__Task goal__
Find each line holding the word "PRECEDING" and give the total alone.

Stored entries
##############################
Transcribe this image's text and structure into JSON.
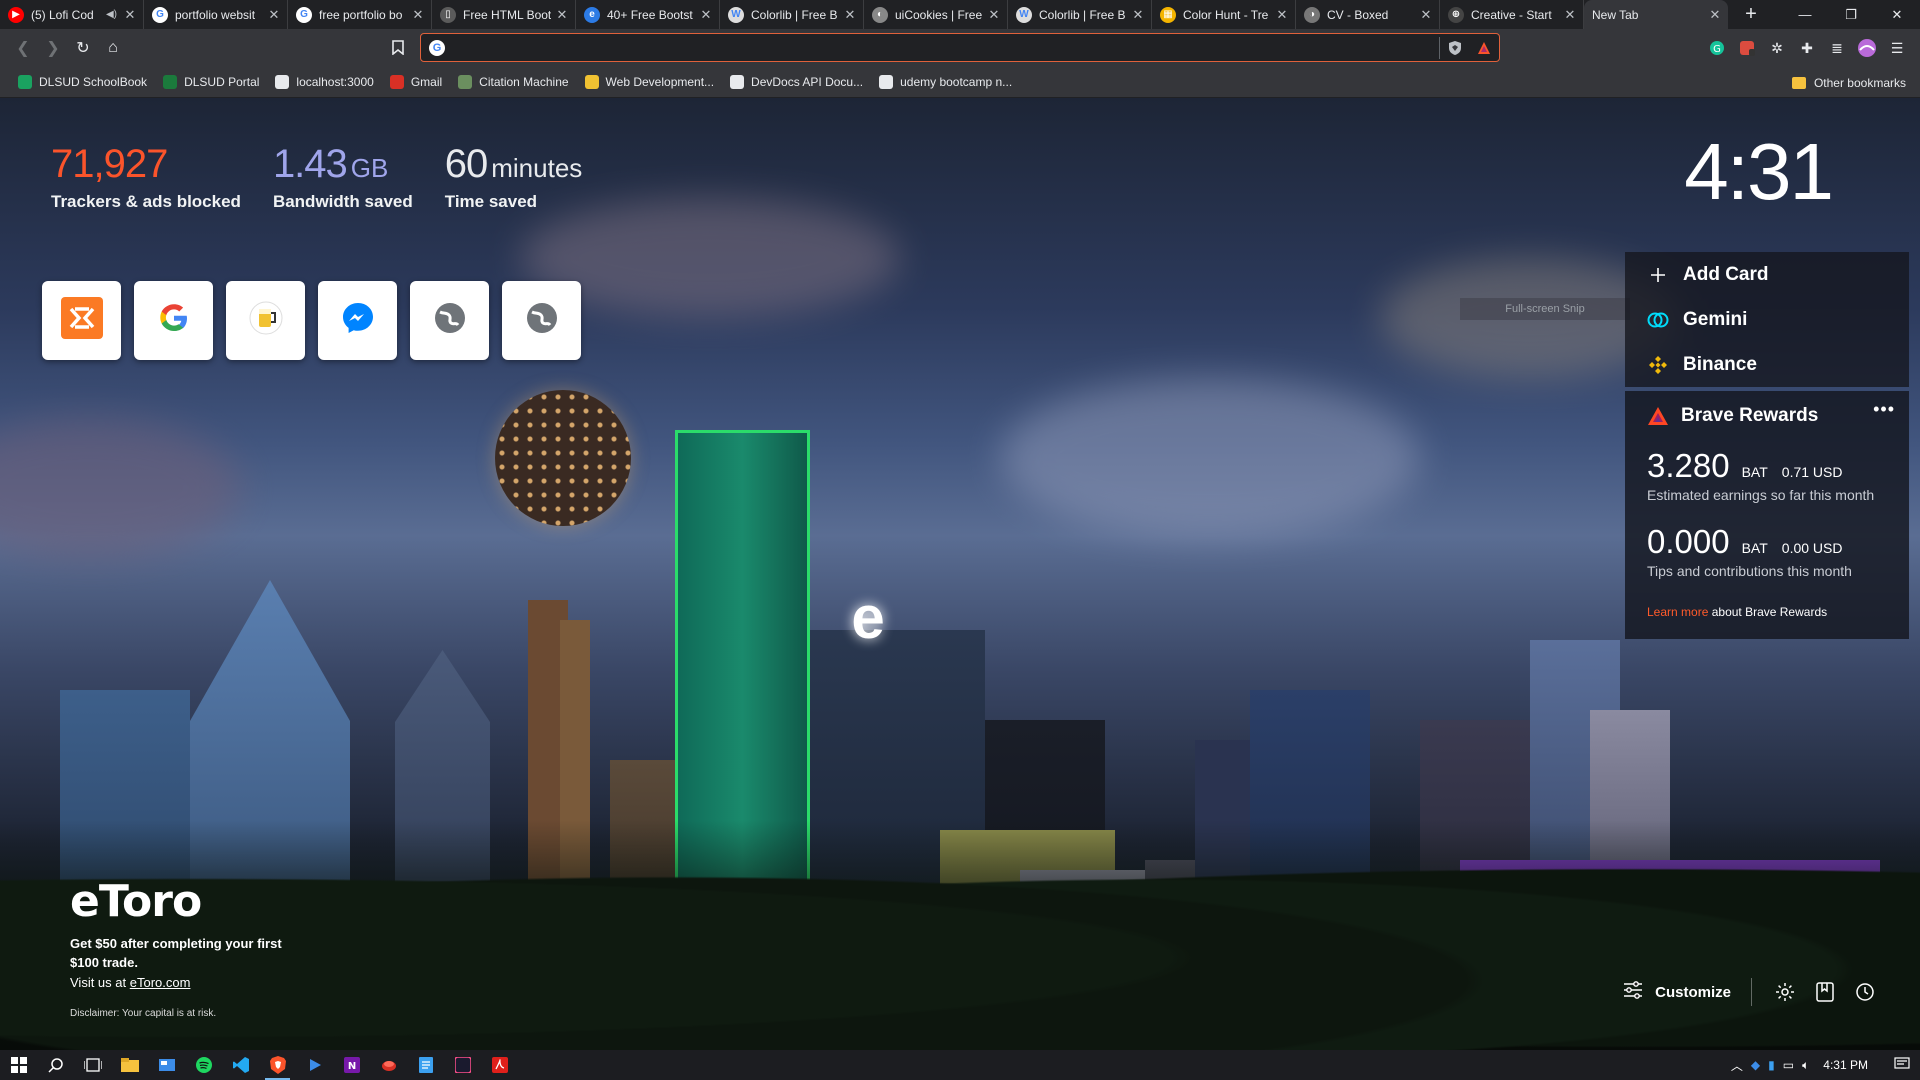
{
  "tabs": [
    {
      "title": "(5) Lofi Cod",
      "favicon_color": "#ff0000",
      "favicon_glyph": "▶",
      "audio": true
    },
    {
      "title": "portfolio websit",
      "favicon_color": "#ffffff",
      "favicon_glyph": "G"
    },
    {
      "title": "free portfolio bo",
      "favicon_color": "#ffffff",
      "favicon_glyph": "G"
    },
    {
      "title": "Free HTML Boot",
      "favicon_color": "#5b5b5b",
      "favicon_glyph": "▯"
    },
    {
      "title": "40+ Free Bootst",
      "favicon_color": "#2c7be5",
      "favicon_glyph": "e"
    },
    {
      "title": "Colorlib | Free B",
      "favicon_color": "#dddddd",
      "favicon_glyph": "W"
    },
    {
      "title": "uiCookies | Free",
      "favicon_color": "#888888",
      "favicon_glyph": "◐"
    },
    {
      "title": "Colorlib | Free B",
      "favicon_color": "#dddddd",
      "favicon_glyph": "W"
    },
    {
      "title": "Color Hunt - Tre",
      "favicon_color": "#f4b400",
      "favicon_glyph": "▦"
    },
    {
      "title": "CV - Boxed",
      "favicon_color": "#777777",
      "favicon_glyph": "◑"
    },
    {
      "title": "Creative - Start",
      "favicon_color": "#444444",
      "favicon_glyph": "⊕"
    },
    {
      "title": "New Tab",
      "favicon_color": "",
      "favicon_glyph": "",
      "active": true
    }
  ],
  "toolbar": {
    "url_value": "",
    "accent": "#e0613b"
  },
  "bookmarks": [
    {
      "label": "DLSUD SchoolBook",
      "color": "#1aa260"
    },
    {
      "label": "DLSUD Portal",
      "color": "#1b7a3c"
    },
    {
      "label": "localhost:3000",
      "color": "#e8eaed"
    },
    {
      "label": "Gmail",
      "color": "#d93025"
    },
    {
      "label": "Citation Machine",
      "color": "#6b8f5f"
    },
    {
      "label": "Web Development...",
      "color": "#f1c232"
    },
    {
      "label": "DevDocs API Docu...",
      "color": "#e8eaed"
    },
    {
      "label": "udemy bootcamp n...",
      "color": "#e8eaed"
    }
  ],
  "other_bookmarks": "Other bookmarks",
  "stats": {
    "trackers": {
      "value": "71,927",
      "label": "Trackers & ads blocked",
      "color": "#fb542b"
    },
    "bandwidth": {
      "value": "1.43",
      "unit": "GB",
      "label": "Bandwidth saved",
      "color": "#a0a5eb"
    },
    "time": {
      "value": "60",
      "unit": "minutes",
      "label": "Time saved",
      "color": "#ffffff"
    }
  },
  "clock": "4:31",
  "top_sites": [
    {
      "name": "xampp-icon",
      "color": "#fb7a24"
    },
    {
      "name": "google-icon",
      "color": "#4285f4"
    },
    {
      "name": "beer-app-icon",
      "color": "#f1c232"
    },
    {
      "name": "messenger-icon",
      "color": "#0084ff"
    },
    {
      "name": "globe-icon",
      "color": "#6f7479"
    },
    {
      "name": "globe-icon",
      "color": "#6f7479"
    }
  ],
  "cards": {
    "add_card": "Add Card",
    "gemini": "Gemini",
    "binance": "Binance"
  },
  "snip_tooltip": "Full-screen Snip",
  "rewards": {
    "title": "Brave Rewards",
    "earnings_bat": "3.280",
    "earnings_unit": "BAT",
    "earnings_usd": "0.71 USD",
    "earnings_desc": "Estimated earnings so far this month",
    "tips_bat": "0.000",
    "tips_unit": "BAT",
    "tips_usd": "0.00 USD",
    "tips_desc": "Tips and contributions this month",
    "learn_more": "Learn more",
    "learn_more_suffix": "about Brave Rewards"
  },
  "sponsor": {
    "logo": "eToro",
    "promo": "Get $50 after completing your first $100 trade.",
    "visit_prefix": "Visit us at",
    "visit_link": "eToro.com",
    "disclaimer": "Disclaimer: Your capital is at risk."
  },
  "ntp_actions": {
    "customize": "Customize"
  },
  "taskbar": {
    "time": "4:31 PM"
  }
}
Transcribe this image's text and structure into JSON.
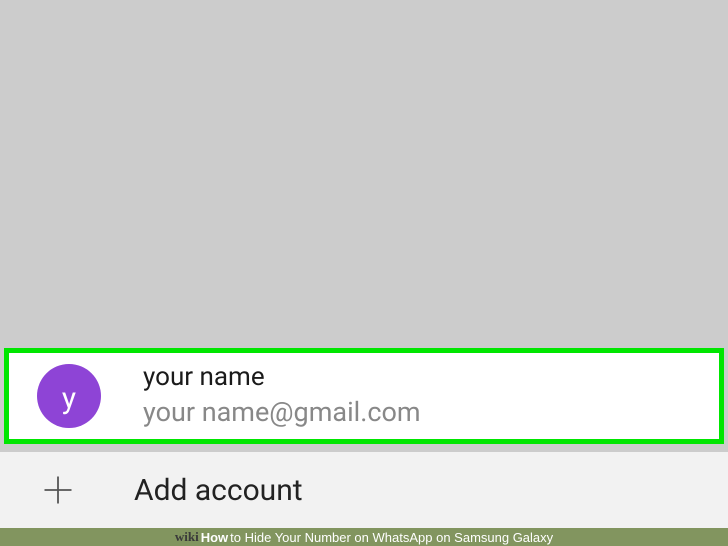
{
  "account": {
    "avatar_letter": "y",
    "name": "your name",
    "email": "your name@gmail.com",
    "avatar_color": "#8e44d6"
  },
  "add_account": {
    "label": "Add account"
  },
  "watermark": {
    "wiki": "wiki",
    "how": "How",
    "title": " to Hide Your Number on WhatsApp on Samsung Galaxy"
  },
  "highlight_color": "#00e600"
}
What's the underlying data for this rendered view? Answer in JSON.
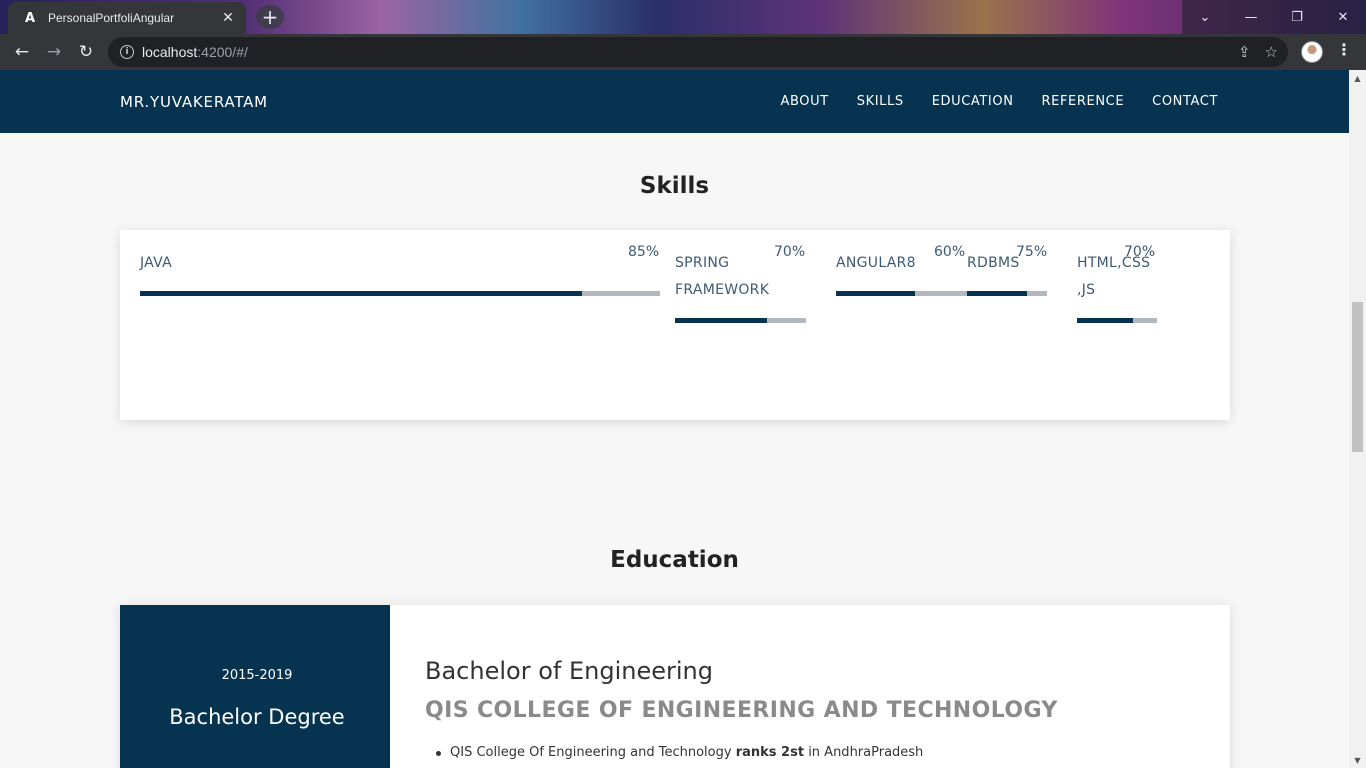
{
  "browser": {
    "tab_title": "PersonalPortfoliAngular",
    "tab_icon": "angular-icon",
    "url_host": "localhost",
    "url_path": ":4200/#/"
  },
  "nav": {
    "brand": "MR.YUVAKERATAM",
    "links": [
      "ABOUT",
      "SKILLS",
      "EDUCATION",
      "REFERENCE",
      "CONTACT"
    ]
  },
  "skills": {
    "title": "Skills",
    "items": [
      {
        "label": "JAVA",
        "percent_text": "85%",
        "value": 85
      },
      {
        "label": "SPRING FRAMEWORK",
        "percent_text": "70%",
        "value": 70
      },
      {
        "label": "ANGULAR8",
        "percent_text": "60%",
        "value": 60
      },
      {
        "label": "RDBMS",
        "percent_text": "75%",
        "value": 75
      },
      {
        "label": "HTML,CSS ,JS",
        "percent_text": "70%",
        "value": 70
      }
    ]
  },
  "education": {
    "title": "Education",
    "years": "2015-2019",
    "degree_short": "Bachelor Degree",
    "degree": "Bachelor of Engineering",
    "college": "QIS COLLEGE OF ENGINEERING AND TECHNOLOGY",
    "bullet_prefix": "QIS College Of Engineering and Technology ",
    "bullet_bold": "ranks 2st",
    "bullet_suffix": " in AndhraPradesh"
  },
  "colors": {
    "primary": "#06334f",
    "bar_track": "#b1b8bf",
    "skill_text": "#3e5a73"
  }
}
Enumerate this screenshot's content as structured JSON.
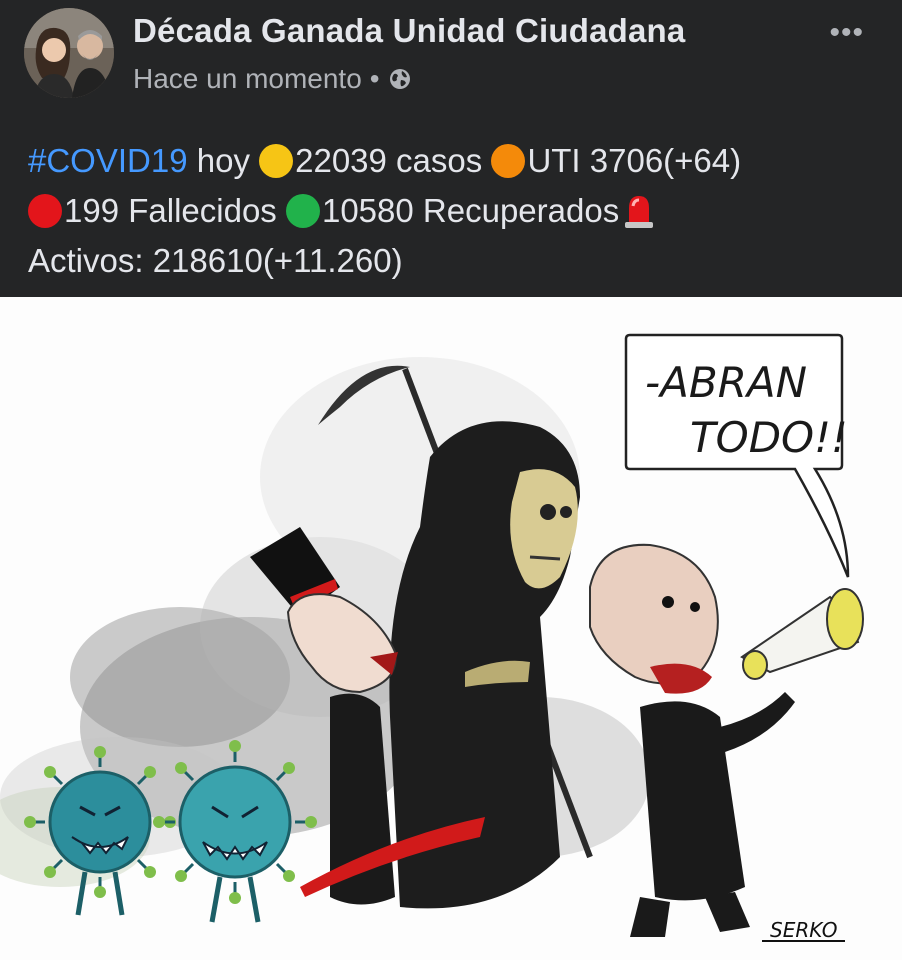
{
  "post": {
    "author": "Década Ganada Unidad Ciudadana",
    "timestamp": "Hace un momento",
    "separator": "•",
    "privacy_icon": "globe-icon",
    "more_icon": "more-options-icon",
    "more_label": "•••"
  },
  "text": {
    "hashtag": "#COVID19",
    "line1_a": " hoy ",
    "cases": "22039 casos ",
    "uti": "UTI 3706(+64)",
    "deaths": "199 Fallecidos ",
    "recovered": "10580 Recuperados",
    "active": "Activos: 218610(+11.260)"
  },
  "emoji": {
    "yellow": "#f6c515",
    "orange": "#f48a0a",
    "red": "#e3151b",
    "green": "#21b24b"
  },
  "cartoon": {
    "speech_line1": "-ABRAN",
    "speech_line2": "TODO!!",
    "signature": "SERKO"
  },
  "colors": {
    "background": "#242526",
    "text": "#e4e6eb",
    "secondary": "#b0b3b8",
    "link": "#4599ff"
  }
}
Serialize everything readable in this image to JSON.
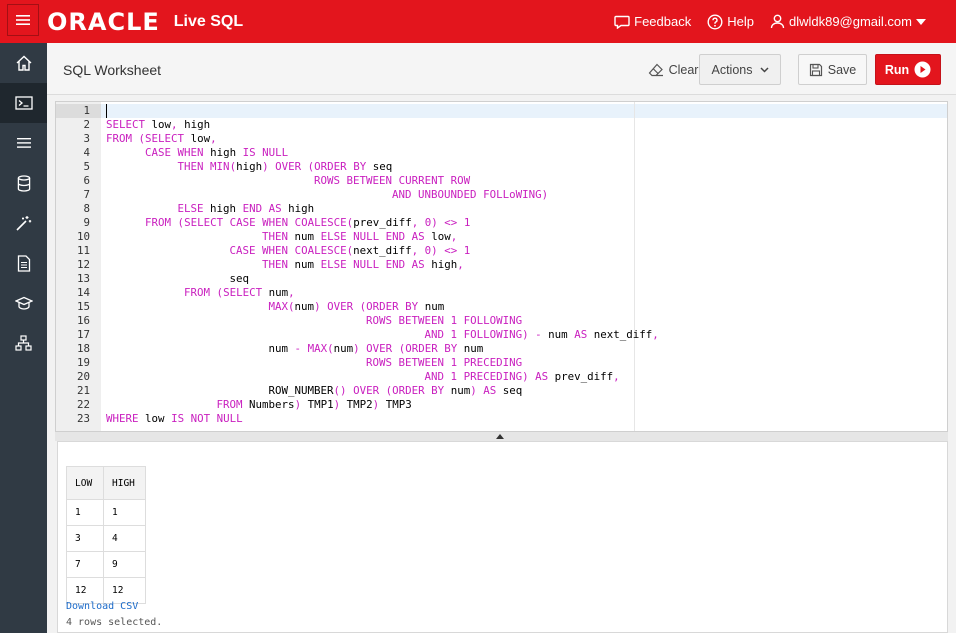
{
  "header": {
    "logo": "ORACLE",
    "product": "Live SQL",
    "feedback": "Feedback",
    "help": "Help",
    "user": "dlwldk89@gmail.com"
  },
  "toolbar": {
    "title": "SQL Worksheet",
    "clear": "Clear",
    "actions": "Actions",
    "save": "Save",
    "run": "Run"
  },
  "sidebar": {
    "items": [
      "home-icon",
      "sql-worksheet-icon",
      "menu-list-icon",
      "database-icon",
      "magic-wand-icon",
      "document-icon",
      "graduation-cap-icon",
      "sitemap-icon"
    ]
  },
  "editor": {
    "lines": [
      "",
      "SELECT low, high",
      "FROM (SELECT low,",
      "      CASE WHEN high IS NULL",
      "           THEN MIN(high) OVER (ORDER BY seq",
      "                                ROWS BETWEEN CURRENT ROW",
      "                                            AND UNBOUNDED FOLLoWING)",
      "           ELSE high END AS high",
      "      FROM (SELECT CASE WHEN COALESCE(prev_diff, 0) <> 1",
      "                        THEN num ELSE NULL END AS low,",
      "                   CASE WHEN COALESCE(next_diff, 0) <> 1",
      "                        THEN num ELSE NULL END AS high,",
      "                   seq",
      "            FROM (SELECT num,",
      "                         MAX(num) OVER (ORDER BY num",
      "                                        ROWS BETWEEN 1 FOLLOWING",
      "                                                 AND 1 FOLLOWING) - num AS next_diff,",
      "                         num - MAX(num) OVER (ORDER BY num",
      "                                        ROWS BETWEEN 1 PRECEDING",
      "                                                 AND 1 PRECEDING) AS prev_diff,",
      "                         ROW_NUMBER() OVER (ORDER BY num) AS seq",
      "                 FROM Numbers) TMP1) TMP2) TMP3",
      "WHERE low IS NOT NULL"
    ]
  },
  "results": {
    "columns": [
      "LOW",
      "HIGH"
    ],
    "rows": [
      [
        "1",
        "1"
      ],
      [
        "3",
        "4"
      ],
      [
        "7",
        "9"
      ],
      [
        "12",
        "12"
      ]
    ],
    "download": "Download CSV",
    "status": "4 rows selected."
  },
  "colors": {
    "brand": "#e3151d",
    "sidebar": "#303a44",
    "keyword": "#c91fbf",
    "link": "#1b6ac9"
  }
}
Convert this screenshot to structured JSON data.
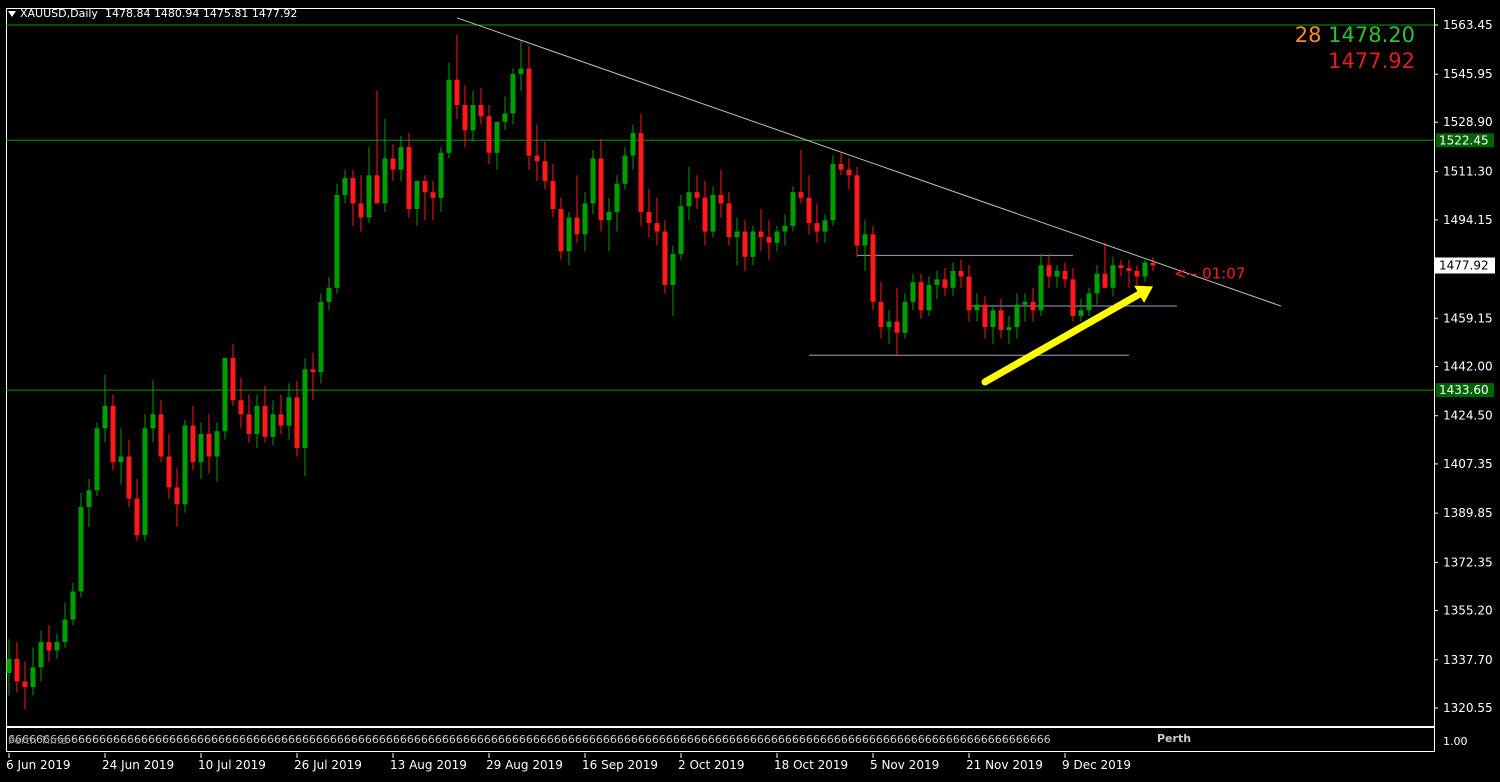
##############################
__Exercise response__
2